Extracted entries —
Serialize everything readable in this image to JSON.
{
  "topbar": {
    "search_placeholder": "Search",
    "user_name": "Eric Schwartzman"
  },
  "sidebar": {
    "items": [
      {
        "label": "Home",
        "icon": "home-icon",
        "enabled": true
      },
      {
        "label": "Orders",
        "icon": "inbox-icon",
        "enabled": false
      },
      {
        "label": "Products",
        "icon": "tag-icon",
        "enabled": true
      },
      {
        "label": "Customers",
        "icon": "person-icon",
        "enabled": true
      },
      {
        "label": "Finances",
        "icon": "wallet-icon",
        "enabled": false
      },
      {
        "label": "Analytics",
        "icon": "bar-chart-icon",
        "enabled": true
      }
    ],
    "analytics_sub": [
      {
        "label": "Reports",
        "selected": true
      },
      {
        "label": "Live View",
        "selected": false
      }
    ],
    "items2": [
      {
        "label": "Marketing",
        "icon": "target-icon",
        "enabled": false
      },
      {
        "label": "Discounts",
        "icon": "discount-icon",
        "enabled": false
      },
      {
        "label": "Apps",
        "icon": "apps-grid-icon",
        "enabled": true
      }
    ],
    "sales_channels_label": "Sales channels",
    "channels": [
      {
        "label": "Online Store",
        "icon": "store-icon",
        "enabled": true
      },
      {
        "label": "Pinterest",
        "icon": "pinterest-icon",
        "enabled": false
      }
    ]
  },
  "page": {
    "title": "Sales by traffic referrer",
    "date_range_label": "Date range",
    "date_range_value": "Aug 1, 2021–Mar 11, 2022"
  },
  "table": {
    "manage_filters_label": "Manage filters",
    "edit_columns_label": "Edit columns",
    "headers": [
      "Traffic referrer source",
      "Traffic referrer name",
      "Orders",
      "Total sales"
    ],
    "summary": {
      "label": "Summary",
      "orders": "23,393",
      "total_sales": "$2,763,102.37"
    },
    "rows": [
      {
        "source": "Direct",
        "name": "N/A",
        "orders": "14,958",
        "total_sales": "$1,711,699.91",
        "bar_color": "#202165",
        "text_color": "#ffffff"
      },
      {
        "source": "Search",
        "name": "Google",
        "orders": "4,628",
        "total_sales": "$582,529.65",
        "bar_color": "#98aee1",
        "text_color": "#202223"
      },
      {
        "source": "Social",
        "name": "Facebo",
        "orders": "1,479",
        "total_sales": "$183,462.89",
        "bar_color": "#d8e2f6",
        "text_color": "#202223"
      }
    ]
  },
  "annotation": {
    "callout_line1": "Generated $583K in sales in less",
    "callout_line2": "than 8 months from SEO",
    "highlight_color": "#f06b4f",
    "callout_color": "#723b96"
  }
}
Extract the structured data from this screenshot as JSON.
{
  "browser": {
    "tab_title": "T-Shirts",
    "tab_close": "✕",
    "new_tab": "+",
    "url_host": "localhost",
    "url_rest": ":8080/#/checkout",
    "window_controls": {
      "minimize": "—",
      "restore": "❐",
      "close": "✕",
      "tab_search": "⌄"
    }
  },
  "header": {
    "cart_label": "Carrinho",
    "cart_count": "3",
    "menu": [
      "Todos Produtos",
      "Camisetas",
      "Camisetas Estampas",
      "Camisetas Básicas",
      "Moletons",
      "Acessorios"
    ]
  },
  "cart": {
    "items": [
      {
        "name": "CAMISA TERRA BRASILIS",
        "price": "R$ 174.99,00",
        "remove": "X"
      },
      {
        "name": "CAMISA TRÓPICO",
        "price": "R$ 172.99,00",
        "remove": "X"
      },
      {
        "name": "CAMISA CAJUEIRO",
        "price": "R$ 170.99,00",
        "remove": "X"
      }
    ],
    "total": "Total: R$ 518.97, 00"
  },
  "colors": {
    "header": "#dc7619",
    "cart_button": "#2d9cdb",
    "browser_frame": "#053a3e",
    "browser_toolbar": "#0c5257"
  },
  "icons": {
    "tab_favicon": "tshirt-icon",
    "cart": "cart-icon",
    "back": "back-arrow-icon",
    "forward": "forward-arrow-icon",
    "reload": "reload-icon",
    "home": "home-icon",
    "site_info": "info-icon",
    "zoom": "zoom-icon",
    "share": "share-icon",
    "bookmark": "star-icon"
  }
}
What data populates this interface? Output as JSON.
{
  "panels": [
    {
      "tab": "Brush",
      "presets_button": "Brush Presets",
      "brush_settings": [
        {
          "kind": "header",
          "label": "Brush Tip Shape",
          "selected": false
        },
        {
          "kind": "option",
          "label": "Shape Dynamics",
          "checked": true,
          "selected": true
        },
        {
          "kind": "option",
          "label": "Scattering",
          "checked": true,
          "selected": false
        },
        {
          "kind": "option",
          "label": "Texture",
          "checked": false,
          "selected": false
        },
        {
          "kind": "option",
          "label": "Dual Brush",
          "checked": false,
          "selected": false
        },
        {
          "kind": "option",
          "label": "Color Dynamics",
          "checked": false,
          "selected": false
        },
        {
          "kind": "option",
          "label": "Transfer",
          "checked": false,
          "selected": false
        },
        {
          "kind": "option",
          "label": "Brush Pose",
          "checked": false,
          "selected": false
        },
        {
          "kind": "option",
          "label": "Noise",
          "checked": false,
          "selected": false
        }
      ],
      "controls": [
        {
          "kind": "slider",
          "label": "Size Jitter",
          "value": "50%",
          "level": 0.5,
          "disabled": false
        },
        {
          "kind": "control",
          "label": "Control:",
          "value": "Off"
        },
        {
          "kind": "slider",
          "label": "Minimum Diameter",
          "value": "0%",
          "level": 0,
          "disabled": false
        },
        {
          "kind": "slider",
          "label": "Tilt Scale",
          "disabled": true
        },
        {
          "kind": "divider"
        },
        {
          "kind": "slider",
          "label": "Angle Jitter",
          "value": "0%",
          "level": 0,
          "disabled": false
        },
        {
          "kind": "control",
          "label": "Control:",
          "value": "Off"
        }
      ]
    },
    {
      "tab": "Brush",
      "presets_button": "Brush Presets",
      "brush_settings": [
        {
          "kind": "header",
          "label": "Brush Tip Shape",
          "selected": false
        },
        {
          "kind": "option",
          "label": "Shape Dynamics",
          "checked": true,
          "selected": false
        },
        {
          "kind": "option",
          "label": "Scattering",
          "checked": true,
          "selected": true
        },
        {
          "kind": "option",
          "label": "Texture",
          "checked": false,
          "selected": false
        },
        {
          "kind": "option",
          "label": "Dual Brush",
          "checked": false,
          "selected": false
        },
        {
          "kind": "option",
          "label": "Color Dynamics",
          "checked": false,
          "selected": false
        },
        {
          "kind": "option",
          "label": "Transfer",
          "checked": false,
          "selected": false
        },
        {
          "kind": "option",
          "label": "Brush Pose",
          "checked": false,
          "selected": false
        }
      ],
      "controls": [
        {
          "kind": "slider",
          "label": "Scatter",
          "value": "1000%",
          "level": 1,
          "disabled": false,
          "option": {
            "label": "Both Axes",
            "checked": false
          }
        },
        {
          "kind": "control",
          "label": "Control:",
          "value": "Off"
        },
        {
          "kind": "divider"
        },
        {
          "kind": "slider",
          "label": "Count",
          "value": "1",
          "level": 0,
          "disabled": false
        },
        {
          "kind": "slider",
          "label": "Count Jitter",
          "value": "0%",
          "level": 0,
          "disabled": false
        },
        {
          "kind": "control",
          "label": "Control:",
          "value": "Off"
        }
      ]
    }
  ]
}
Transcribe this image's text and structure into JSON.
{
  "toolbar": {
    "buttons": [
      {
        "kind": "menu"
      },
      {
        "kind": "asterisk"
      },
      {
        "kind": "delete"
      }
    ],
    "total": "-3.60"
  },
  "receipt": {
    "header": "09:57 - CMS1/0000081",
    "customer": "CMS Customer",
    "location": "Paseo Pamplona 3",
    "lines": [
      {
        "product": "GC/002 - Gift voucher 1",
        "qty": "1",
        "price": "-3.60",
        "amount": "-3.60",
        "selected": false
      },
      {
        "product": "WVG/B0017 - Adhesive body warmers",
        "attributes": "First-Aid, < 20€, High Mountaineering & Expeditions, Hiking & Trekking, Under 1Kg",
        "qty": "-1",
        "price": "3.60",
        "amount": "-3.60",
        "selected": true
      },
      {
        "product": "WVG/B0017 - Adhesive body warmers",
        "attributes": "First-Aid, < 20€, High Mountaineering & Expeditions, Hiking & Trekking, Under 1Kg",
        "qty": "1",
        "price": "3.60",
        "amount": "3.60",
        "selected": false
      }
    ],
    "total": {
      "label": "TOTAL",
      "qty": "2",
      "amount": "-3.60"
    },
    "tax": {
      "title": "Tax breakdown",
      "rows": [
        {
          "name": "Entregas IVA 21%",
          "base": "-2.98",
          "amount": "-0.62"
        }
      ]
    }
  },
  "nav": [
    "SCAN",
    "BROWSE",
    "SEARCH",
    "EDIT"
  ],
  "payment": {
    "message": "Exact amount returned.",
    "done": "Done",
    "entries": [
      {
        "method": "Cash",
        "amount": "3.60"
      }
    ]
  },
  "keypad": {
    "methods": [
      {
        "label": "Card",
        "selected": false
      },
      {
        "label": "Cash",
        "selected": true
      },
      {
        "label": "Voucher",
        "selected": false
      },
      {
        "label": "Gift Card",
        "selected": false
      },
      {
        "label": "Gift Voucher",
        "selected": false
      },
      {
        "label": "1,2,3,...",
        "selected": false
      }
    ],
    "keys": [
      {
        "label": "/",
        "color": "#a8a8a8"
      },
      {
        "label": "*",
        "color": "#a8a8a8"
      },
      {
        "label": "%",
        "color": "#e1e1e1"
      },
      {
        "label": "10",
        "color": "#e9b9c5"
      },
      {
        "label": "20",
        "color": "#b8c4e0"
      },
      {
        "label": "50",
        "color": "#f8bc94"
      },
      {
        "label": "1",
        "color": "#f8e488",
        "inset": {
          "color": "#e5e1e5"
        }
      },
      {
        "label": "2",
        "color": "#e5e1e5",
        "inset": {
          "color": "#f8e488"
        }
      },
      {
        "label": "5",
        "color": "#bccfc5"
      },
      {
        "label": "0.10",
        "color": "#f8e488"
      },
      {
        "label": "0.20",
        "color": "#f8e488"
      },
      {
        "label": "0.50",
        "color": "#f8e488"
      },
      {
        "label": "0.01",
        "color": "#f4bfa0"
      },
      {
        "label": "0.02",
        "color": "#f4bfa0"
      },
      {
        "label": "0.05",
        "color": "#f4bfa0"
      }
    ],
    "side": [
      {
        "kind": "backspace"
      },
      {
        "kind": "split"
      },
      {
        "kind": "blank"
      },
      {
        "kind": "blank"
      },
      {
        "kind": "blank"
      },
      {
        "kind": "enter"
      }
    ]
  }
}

Written problem — Locate the lines above that hold the word "price". Show every one of them.

Correct output —
        "price": "R$ 174.99,00",
        "price": "R$ 172.99,00",
        "price": "R$ 170.99,00",
        "price": "-3.60",
        "price": "3.60",
        "price": "3.60",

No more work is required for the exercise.